DIRECTIONS
Below is a block of records; return all of them exactly, but without the images.
###
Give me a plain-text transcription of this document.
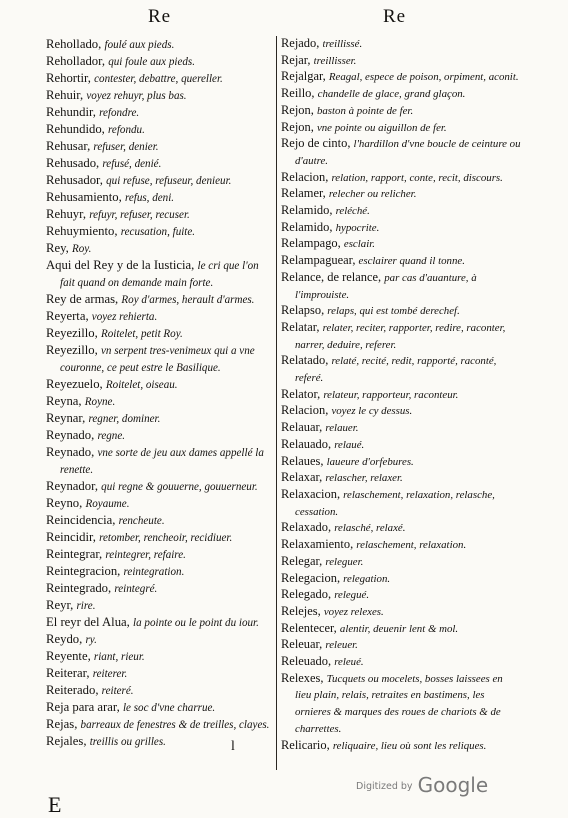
Re	Re
Rehollado, foulé aux pieds.
Rehollador, qui foule aux pieds.
Rehortir, contester, debattre, quereller.
Rehuir, voyez rehuyr, plus bas.
Rehundir, refondre.
Rehundido, refondu.
Rehusar, refuser, denier.
Rehusado, refusé, denié.
Rehusador, qui refuse, refuseur, denieur.
Rehusamiento, refus, deni.
Rehuyr, refuyr, refuser, recuser.
Rehuymiento, recusation, fuite.
Rey, Roy.
Aqui del Rey y de la Iusticia, le cri que l'on fait quand on demande main forte.
Rey de armas, Roy d'armes, herault d'armes.
Reyerta, voyez rehierta.
Reyezillo, Roitelet, petit Roy.
Reyezillo, vn serpent tres-venimeux qui a vne couronne, ce peut estre le Basilique.
Reyezuelo, Roitelet, oiseau.
Reyna, Royne.
Reynar, regner, dominer.
Reynado, regne.
Reynado, vne sorte de jeu aux dames appellé la renette.
Reynador, qui regne & gouuerne, gouuerneur.
Reyno, Royaume.
Reincidencia, rencheute.
Reincidir, retomber, rencheoir, recidiuer.
Reintegrar, reintegrer, refaire.
Reintegracion, reintegration.
Reintegrado, reintegré.
Reyr, rire.
El reyr del Alua, la pointe ou le point du iour.
Reydo, ry.
Reyente, riant, rieur.
Reiterar, reiterer.
Reiterado, reiteré.
Reja para arar, le soc d'vne charrue.
Rejas, barreaux de fenestres & de treilles, clayes.
Rejales, treillis ou grilles.
Rejado, treillissé.
Rejar, treillisser.
Rejalgar, Reagal, espece de poison, orpiment, aconit.
Reillo, chandelle de glace, grand glaçon.
Rejon, baston à pointe de fer.
Rejon, vne pointe ou aiguillon de fer.
Rejo de cinto, l'hardillon d'vne boucle de ceinture ou d'autre.
Relacion, relation, rapport, conte, recit, discours.
Relamer, relecher ou relicher.
Relamido, reléché.
Relamido, hypocrite.
Relampago, esclair.
Relampaguear, esclairer quand il tonne.
Relance, de relance, par cas d'auanture, à l'improuiste.
Relapso, relaps, qui est tombé derechef.
Relatar, relater, reciter, rapporter, redire, raconter, narrer, deduire, referer.
Relatado, relaté, recité, redit, rapporté, raconté, referé.
Relator, relateur, rapporteur, raconteur.
Relacion, voyez le cy dessus.
Relauar, relauer.
Relauado, relaué.
Relaues, laueure d'orfebures.
Relaxar, relascher, relaxer.
Relaxacion, relaschement, relaxation, relasche, cessation.
Relaxado, relasché, relaxé.
Relaxamiento, relaschement, relaxation.
Relegar, releguer.
Relegacion, relegation.
Relegado, relegué.
Relejes, voyez relexes.
Relentecer, alentir, deuenir lent & mol.
Releuar, releuer.
Releuado, releué.
Relexes, Tucquets ou mocelets, bosses laissees en lieu plain, relais, retraites en bastimens, les ornieres & marques des roues de chariots & de charrettes.
Relicario, reliquaire, lieu où sont les reliques.
l
E
Digitized by Google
###
FINISHED EXERCISE
Give me a plain-text transcription of this document.
Re	Re
Rehollado, foulé aux pieds.
Rehollador, qui foule aux pieds.
Rehortir, contester, debattre, quereller.
Rehuir, voyez rehuyr, plus bas.
Rehundir, refondre.
Rehundido, refondu.
Rehusar, refuser, denier.
Rehusado, refusé, denié.
Rehusador, qui refuse, refuseur, denieur.
Rehusamiento, refus, deni.
Rehuyr, refuyr, refuser, recuser.
Rehuymiento, recusation, fuite.
Rey, Roy.
Aqui del Rey y de la Iusticia, le cri que l'on fait quand on demande main forte.
Rey de armas, Roy d'armes, herault d'armes.
Reyerta, voyez rehierta.
Reyezillo, Roitelet, petit Roy.
Reyezillo, vn serpent tres-venimeux qui a vne couronne, ce peut estre le Basilique.
Reyezuelo, Roitelet, oiseau.
Reyna, Royne.
Reynar, regner, dominer.
Reynado, regne.
Reynado, vne sorte de jeu aux dames appellé la renette.
Reynador, qui regne & gouuerne, gouuerneur.
Reyno, Royaume.
Reincidencia, rencheute.
Reincidir, retomber, rencheoir, recidiuer.
Reintegrar, reintegrer, refaire.
Reintegracion, reintegration.
Reintegrado, reintegré.
Reyr, rire.
El reyr del Alua, la pointe ou le point du iour.
Reydo, ry.
Reyente, riant, rieur.
Reiterar, reiterer.
Reiterado, reiteré.
Reja para arar, le soc d'vne charrue.
Rejas, barreaux de fenestres & de treilles, clayes.
Rejales, treillis ou grilles.
Rejado, treillissé.
Rejar, treillisser.
Rejalgar, Reagal, espece de poison, orpiment, aconit.
Reillo, chandelle de glace, grand glaçon.
Rejon, baston à pointe de fer.
Rejon, vne pointe ou aiguillon de fer.
Rejo de cinto, l'hardillon d'vne boucle de ceinture ou d'autre.
Relacion, relation, rapport, conte, recit, discours.
Relamer, relecher ou relicher.
Relamido, reléché.
Relamido, hypocrite.
Relampago, esclair.
Relampaguear, esclairer quand il tonne.
Relance, de relance, par cas d'auanture, à l'improuiste.
Relapso, relaps, qui est tombé derechef.
Relatar, relater, reciter, rapporter, redire, raconter, narrer, deduire, referer.
Relatado, relaté, recité, redit, rapporté, raconté, referé.
Relator, relateur, rapporteur, raconteur.
Relacion, voyez le cy dessus.
Relauar, relauer.
Relauado, relaué.
Relaues, laueure d'orfebures.
Relaxar, relascher, relaxer.
Relaxacion, relaschement, relaxation, relasche, cessation.
Relaxado, relasché, relaxé.
Relaxamiento, relaschement, relaxation.
Relegar, releguer.
Relegacion, relegation.
Relegado, relegué.
Relejes, voyez relexes.
Relentecer, alentir, deuenir lent & mol.
Releuar, releuer.
Releuado, releué.
Relexes, Tucquets ou mocelets, bosses laissees en lieu plain, relais, retraites en bastimens, les ornieres & marques des roues de chariots & de charrettes.
Relicario, reliquaire, lieu où sont les reliques.
l
E
Digitized by Google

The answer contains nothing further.